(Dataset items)
--

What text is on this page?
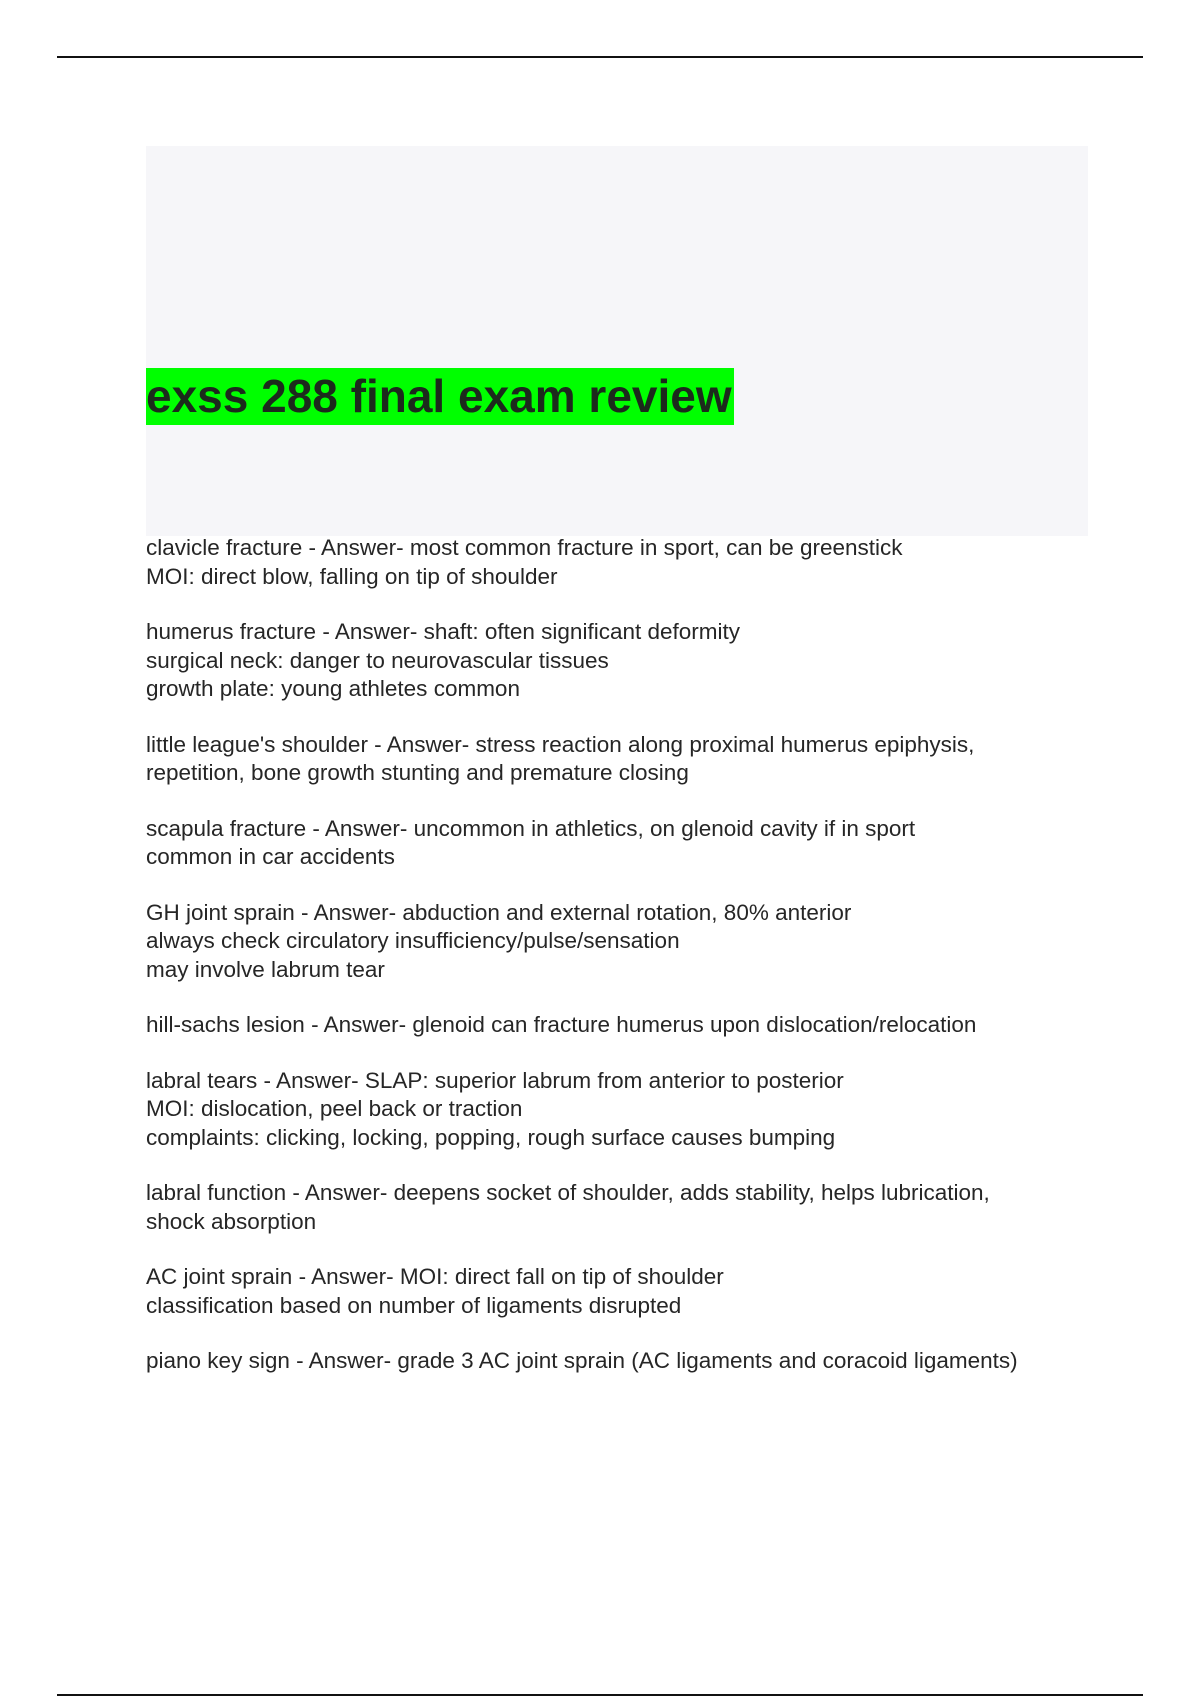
exss 288 final exam review
clavicle fracture - Answer- most common fracture in sport, can be greenstick
MOI: direct blow, falling on tip of shoulder
humerus fracture - Answer- shaft: often significant deformity
surgical neck: danger to neurovascular tissues
growth plate: young athletes common
little league's shoulder - Answer- stress reaction along proximal humerus epiphysis,
repetition, bone growth stunting and premature closing
scapula fracture - Answer- uncommon in athletics, on glenoid cavity if in sport
common in car accidents
GH joint sprain - Answer- abduction and external rotation, 80% anterior
always check circulatory insufficiency/pulse/sensation
may involve labrum tear
hill-sachs lesion - Answer- glenoid can fracture humerus upon dislocation/relocation
labral tears - Answer- SLAP: superior labrum from anterior to posterior
MOI: dislocation, peel back or traction
complaints: clicking, locking, popping, rough surface causes bumping
labral function - Answer- deepens socket of shoulder, adds stability, helps lubrication,
shock absorption
AC joint sprain - Answer- MOI: direct fall on tip of shoulder
classification based on number of ligaments disrupted
piano key sign - Answer- grade 3 AC joint sprain (AC ligaments and coracoid ligaments)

--

Requirements →
Print the listing above in full, exactly as written. Omit any pictures.

Output for this task →
What text is on this page?
exss 288 final exam review
clavicle fracture - Answer- most common fracture in sport, can be greenstick
MOI: direct blow, falling on tip of shoulder
humerus fracture - Answer- shaft: often significant deformity
surgical neck: danger to neurovascular tissues
growth plate: young athletes common
little league's shoulder - Answer- stress reaction along proximal humerus epiphysis,
repetition, bone growth stunting and premature closing
scapula fracture - Answer- uncommon in athletics, on glenoid cavity if in sport
common in car accidents
GH joint sprain - Answer- abduction and external rotation, 80% anterior
always check circulatory insufficiency/pulse/sensation
may involve labrum tear
hill-sachs lesion - Answer- glenoid can fracture humerus upon dislocation/relocation
labral tears - Answer- SLAP: superior labrum from anterior to posterior
MOI: dislocation, peel back or traction
complaints: clicking, locking, popping, rough surface causes bumping
labral function - Answer- deepens socket of shoulder, adds stability, helps lubrication,
shock absorption
AC joint sprain - Answer- MOI: direct fall on tip of shoulder
classification based on number of ligaments disrupted
piano key sign - Answer- grade 3 AC joint sprain (AC ligaments and coracoid ligaments)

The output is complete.